Start of Entries provided

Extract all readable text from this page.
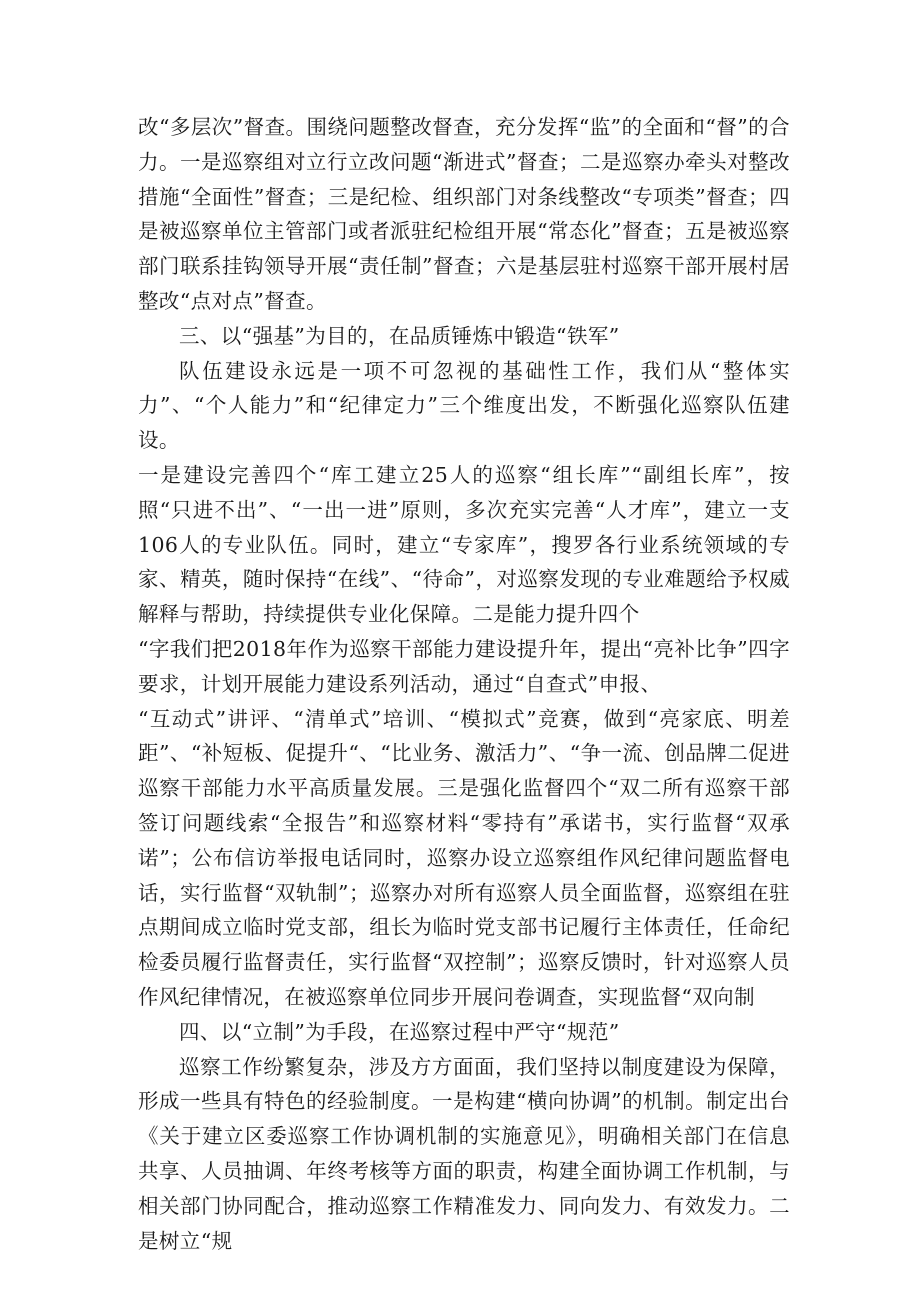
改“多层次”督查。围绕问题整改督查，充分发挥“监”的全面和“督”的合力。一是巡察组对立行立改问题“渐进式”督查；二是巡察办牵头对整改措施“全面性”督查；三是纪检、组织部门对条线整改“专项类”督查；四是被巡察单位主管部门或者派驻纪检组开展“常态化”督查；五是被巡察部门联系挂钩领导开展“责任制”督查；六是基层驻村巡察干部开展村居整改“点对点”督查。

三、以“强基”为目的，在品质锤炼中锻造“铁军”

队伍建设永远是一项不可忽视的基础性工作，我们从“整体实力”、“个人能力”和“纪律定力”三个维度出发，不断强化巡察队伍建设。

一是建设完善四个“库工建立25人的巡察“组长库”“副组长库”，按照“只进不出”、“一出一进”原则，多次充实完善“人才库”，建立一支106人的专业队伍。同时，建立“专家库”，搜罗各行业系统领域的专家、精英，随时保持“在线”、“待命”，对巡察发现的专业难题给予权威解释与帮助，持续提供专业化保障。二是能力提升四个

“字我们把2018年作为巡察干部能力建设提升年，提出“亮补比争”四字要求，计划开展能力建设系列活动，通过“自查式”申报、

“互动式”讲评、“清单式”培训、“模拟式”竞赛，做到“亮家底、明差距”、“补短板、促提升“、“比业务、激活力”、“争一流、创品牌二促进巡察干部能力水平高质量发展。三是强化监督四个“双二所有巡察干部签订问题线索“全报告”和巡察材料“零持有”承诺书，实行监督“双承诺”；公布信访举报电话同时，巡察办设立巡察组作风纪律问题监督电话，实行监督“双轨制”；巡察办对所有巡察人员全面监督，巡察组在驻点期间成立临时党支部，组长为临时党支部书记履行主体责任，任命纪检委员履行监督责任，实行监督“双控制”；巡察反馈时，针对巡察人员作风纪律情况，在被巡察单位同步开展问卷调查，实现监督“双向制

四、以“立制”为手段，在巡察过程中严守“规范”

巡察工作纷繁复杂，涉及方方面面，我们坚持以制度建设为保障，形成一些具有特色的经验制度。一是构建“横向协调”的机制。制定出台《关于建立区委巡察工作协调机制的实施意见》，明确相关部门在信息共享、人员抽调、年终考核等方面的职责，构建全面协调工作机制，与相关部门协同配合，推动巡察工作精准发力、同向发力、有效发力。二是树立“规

End of Entries provided
Start of Entries provided

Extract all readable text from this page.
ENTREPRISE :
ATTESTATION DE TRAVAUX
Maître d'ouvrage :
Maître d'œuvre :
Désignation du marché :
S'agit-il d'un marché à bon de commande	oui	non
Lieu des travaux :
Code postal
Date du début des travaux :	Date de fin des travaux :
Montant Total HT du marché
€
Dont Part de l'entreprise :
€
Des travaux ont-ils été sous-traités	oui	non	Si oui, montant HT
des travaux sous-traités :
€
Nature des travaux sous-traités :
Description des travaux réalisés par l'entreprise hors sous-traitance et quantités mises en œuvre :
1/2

End of Entries provided
Start of Entries provided

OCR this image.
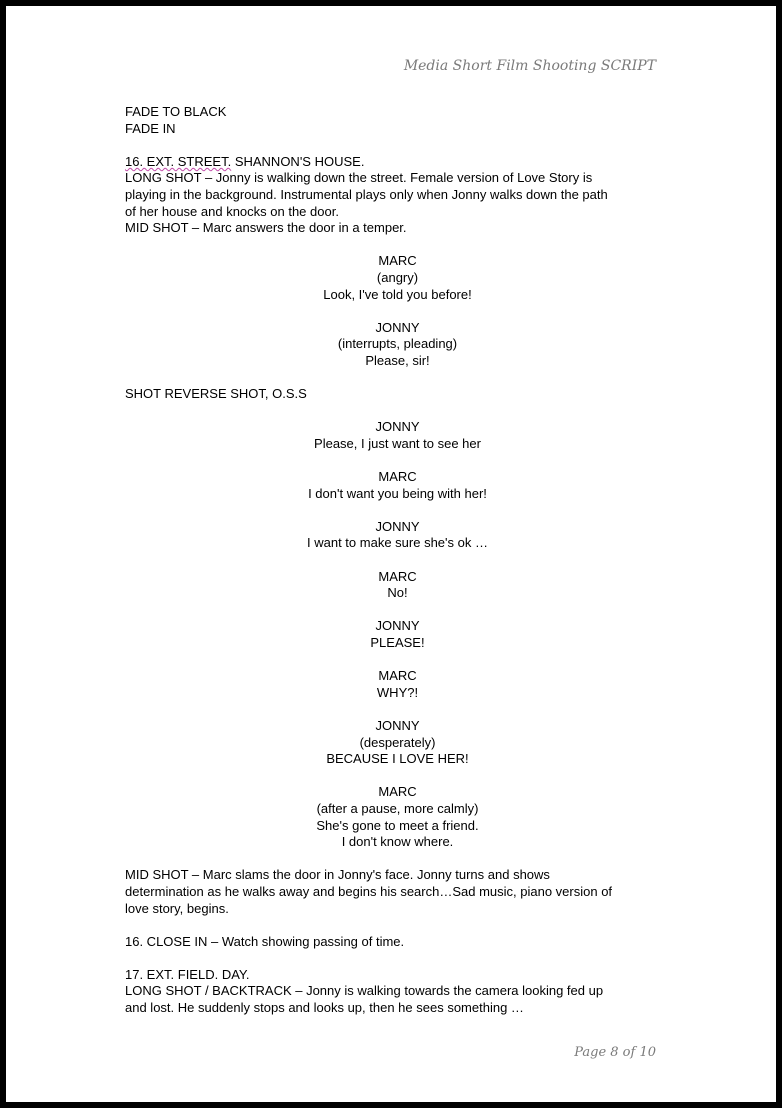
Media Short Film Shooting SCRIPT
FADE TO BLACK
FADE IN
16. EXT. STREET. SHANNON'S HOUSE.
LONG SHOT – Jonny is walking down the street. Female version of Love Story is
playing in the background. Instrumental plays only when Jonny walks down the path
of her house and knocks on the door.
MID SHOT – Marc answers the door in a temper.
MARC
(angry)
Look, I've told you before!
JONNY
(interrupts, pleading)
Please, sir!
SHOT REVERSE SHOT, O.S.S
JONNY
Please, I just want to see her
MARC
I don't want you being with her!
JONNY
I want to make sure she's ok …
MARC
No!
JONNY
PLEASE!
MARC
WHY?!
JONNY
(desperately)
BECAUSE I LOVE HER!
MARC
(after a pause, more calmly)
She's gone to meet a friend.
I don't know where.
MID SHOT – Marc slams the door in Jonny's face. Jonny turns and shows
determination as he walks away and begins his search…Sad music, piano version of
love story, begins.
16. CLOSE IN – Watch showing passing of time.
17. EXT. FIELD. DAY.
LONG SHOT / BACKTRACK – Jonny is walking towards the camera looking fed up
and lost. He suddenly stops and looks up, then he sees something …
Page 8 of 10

End of Entries provided

# Short problem:
Copy out all lines where the word "SHOT" appears.

# Right answer:
LONG SHOT – Jonny is walking down the street. Female version of Love Story is
MID SHOT – Marc answers the door in a temper.
SHOT REVERSE SHOT, O.S.S
MID SHOT – Marc slams the door in Jonny's face. Jonny turns and shows
LONG SHOT / BACKTRACK – Jonny is walking towards the camera looking fed up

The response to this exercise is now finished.